■ **TASK GOAL**
Work through the data line by line, gathering every line that has the word "hotel".

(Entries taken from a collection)
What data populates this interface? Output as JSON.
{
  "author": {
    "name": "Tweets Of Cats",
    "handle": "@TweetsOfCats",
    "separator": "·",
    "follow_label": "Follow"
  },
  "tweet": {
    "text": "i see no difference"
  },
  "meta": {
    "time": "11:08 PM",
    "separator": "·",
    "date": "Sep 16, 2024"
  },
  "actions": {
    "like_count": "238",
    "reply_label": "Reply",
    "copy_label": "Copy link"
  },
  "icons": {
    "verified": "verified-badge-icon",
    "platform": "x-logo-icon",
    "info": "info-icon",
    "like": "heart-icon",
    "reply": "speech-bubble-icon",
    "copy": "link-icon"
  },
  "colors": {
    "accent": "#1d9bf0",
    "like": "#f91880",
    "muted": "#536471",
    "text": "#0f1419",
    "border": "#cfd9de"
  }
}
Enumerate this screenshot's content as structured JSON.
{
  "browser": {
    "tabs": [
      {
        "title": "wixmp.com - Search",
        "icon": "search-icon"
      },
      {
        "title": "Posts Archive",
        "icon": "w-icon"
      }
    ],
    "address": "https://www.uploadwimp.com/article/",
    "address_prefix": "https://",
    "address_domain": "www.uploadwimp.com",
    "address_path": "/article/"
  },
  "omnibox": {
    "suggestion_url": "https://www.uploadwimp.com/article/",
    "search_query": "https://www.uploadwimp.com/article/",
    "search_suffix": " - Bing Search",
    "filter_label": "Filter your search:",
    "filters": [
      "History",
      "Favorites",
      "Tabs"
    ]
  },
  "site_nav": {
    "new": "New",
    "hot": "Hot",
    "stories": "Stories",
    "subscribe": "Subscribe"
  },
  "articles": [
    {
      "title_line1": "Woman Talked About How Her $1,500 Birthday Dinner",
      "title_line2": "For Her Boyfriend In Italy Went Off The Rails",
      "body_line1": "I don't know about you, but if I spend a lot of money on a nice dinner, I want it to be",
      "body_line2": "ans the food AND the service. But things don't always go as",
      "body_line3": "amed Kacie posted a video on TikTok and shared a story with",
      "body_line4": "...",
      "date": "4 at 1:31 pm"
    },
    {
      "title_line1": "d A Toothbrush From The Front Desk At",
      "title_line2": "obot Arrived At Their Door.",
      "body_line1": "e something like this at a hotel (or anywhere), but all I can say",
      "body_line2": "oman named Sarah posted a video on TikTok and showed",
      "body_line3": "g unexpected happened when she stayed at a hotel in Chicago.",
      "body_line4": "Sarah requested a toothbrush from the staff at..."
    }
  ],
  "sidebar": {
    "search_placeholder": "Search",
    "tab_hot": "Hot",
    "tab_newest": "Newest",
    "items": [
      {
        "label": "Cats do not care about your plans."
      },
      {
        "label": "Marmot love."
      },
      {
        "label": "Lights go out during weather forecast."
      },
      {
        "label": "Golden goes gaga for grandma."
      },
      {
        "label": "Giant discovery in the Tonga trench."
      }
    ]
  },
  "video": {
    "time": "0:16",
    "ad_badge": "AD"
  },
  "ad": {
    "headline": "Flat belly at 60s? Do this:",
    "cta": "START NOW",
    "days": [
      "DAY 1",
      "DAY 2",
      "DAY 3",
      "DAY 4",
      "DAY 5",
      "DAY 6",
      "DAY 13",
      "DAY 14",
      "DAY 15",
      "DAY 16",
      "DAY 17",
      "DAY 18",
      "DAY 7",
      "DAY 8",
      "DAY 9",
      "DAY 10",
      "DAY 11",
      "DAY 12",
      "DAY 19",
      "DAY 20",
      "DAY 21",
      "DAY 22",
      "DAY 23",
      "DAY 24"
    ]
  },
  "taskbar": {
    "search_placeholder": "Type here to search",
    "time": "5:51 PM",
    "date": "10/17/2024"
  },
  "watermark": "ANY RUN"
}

---

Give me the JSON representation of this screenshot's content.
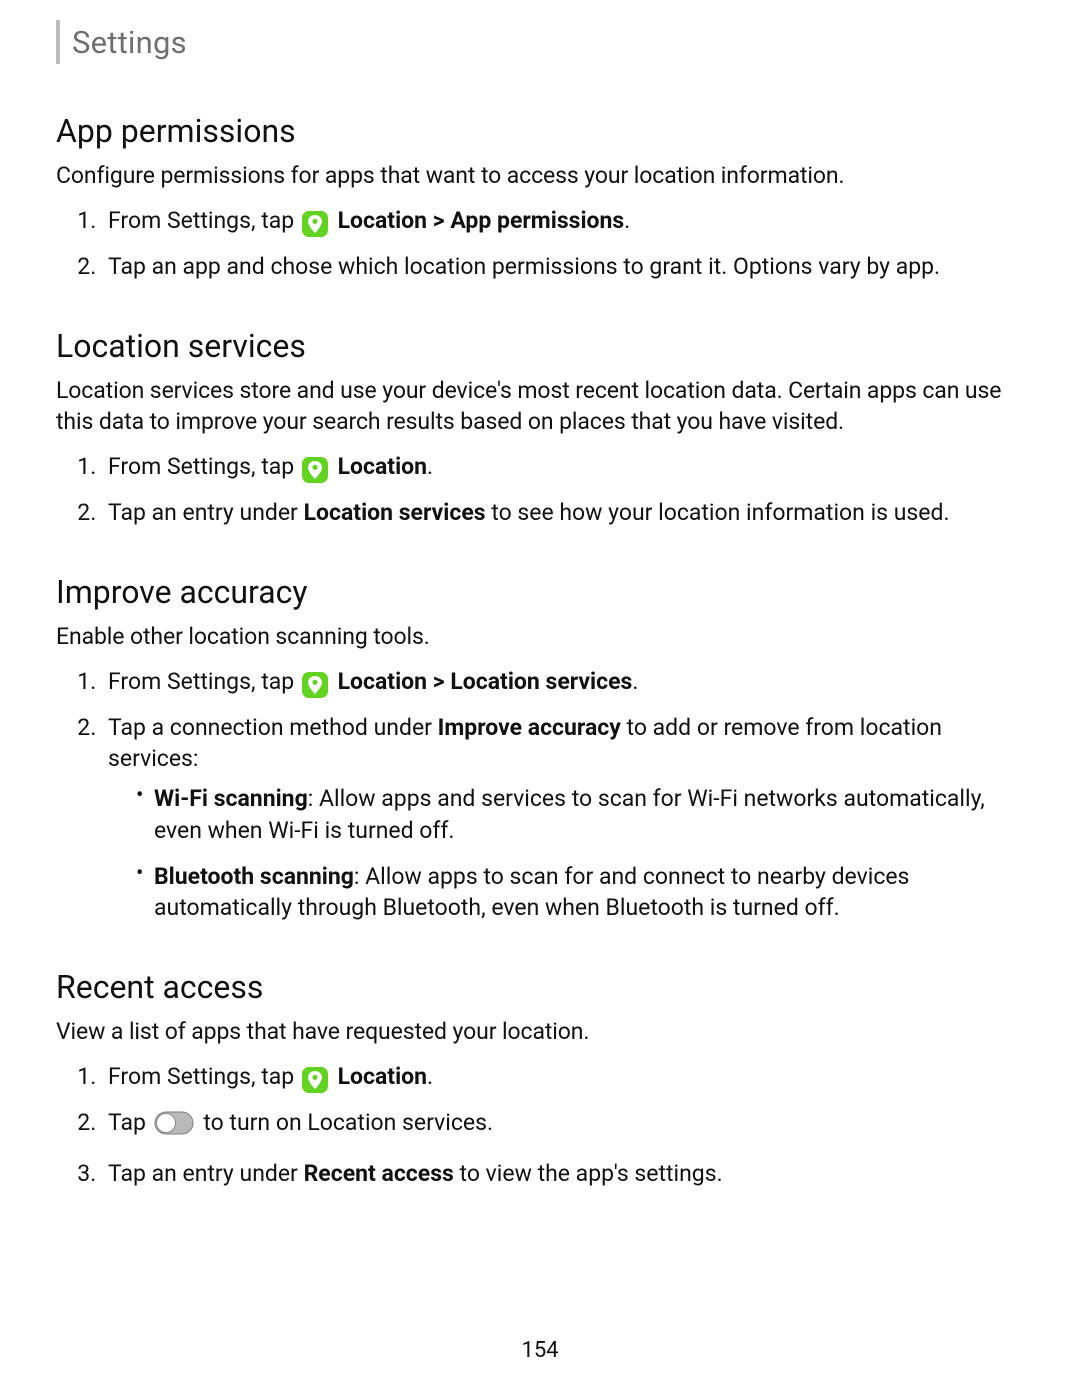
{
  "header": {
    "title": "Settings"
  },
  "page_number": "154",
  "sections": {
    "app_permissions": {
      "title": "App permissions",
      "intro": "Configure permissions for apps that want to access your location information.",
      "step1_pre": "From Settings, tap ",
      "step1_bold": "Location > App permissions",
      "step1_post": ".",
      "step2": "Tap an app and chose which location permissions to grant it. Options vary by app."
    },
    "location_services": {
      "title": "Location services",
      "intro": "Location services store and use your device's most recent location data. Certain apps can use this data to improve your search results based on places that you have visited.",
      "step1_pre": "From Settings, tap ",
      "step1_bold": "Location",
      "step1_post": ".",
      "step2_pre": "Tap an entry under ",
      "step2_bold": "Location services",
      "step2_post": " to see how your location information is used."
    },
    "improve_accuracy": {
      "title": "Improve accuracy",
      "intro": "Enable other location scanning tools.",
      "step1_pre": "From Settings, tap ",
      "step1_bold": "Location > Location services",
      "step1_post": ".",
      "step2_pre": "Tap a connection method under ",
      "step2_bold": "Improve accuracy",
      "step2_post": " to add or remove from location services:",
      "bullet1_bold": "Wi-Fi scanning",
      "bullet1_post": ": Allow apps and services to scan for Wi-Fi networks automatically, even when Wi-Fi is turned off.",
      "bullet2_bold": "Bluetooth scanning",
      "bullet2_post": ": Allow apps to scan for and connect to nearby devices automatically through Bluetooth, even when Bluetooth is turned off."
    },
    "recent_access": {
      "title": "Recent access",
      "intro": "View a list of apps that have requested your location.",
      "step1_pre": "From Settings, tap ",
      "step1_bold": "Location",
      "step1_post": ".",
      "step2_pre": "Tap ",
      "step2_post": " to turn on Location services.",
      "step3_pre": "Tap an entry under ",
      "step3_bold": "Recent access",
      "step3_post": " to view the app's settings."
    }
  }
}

■ **TASK RESULT**
      "body_line1": "e something like this at a hotel (or anywhere), but all I can say",
      "body_line3": "g unexpected happened when she stayed at a hotel in Chicago.",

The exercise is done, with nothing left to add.